##### Exercise material #####

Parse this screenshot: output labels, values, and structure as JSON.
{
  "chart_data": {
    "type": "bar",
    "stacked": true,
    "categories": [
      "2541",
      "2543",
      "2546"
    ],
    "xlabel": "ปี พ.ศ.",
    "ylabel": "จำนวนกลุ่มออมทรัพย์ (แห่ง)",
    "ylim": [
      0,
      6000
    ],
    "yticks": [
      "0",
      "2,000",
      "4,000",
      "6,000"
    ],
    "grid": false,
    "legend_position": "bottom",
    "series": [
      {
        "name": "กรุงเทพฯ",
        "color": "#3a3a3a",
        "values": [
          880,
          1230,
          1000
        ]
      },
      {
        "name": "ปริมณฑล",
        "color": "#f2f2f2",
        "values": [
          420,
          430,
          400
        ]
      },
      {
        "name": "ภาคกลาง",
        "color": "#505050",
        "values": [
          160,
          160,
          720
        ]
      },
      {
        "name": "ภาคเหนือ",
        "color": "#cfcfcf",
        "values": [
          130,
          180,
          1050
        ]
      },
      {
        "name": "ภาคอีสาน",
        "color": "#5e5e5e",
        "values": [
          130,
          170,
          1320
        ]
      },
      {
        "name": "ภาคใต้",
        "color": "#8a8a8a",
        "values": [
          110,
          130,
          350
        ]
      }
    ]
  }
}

#####

• Directive: Reproduce the material precisely, including every line.

• Result for this task:
Parse this screenshot: output labels, values, and structure as JSON.
{
  "chart_data": {
    "type": "bar",
    "stacked": true,
    "categories": [
      "2541",
      "2543",
      "2546"
    ],
    "xlabel": "ปี พ.ศ.",
    "ylabel": "จำนวนกลุ่มออมทรัพย์ (แห่ง)",
    "ylim": [
      0,
      6000
    ],
    "yticks": [
      "0",
      "2,000",
      "4,000",
      "6,000"
    ],
    "grid": false,
    "legend_position": "bottom",
    "series": [
      {
        "name": "กรุงเทพฯ",
        "color": "#3a3a3a",
        "values": [
          880,
          1230,
          1000
        ]
      },
      {
        "name": "ปริมณฑล",
        "color": "#f2f2f2",
        "values": [
          420,
          430,
          400
        ]
      },
      {
        "name": "ภาคกลาง",
        "color": "#505050",
        "values": [
          160,
          160,
          720
        ]
      },
      {
        "name": "ภาคเหนือ",
        "color": "#cfcfcf",
        "values": [
          130,
          180,
          1050
        ]
      },
      {
        "name": "ภาคอีสาน",
        "color": "#5e5e5e",
        "values": [
          130,
          170,
          1320
        ]
      },
      {
        "name": "ภาคใต้",
        "color": "#8a8a8a",
        "values": [
          110,
          130,
          350
        ]
      }
    ]
  }
}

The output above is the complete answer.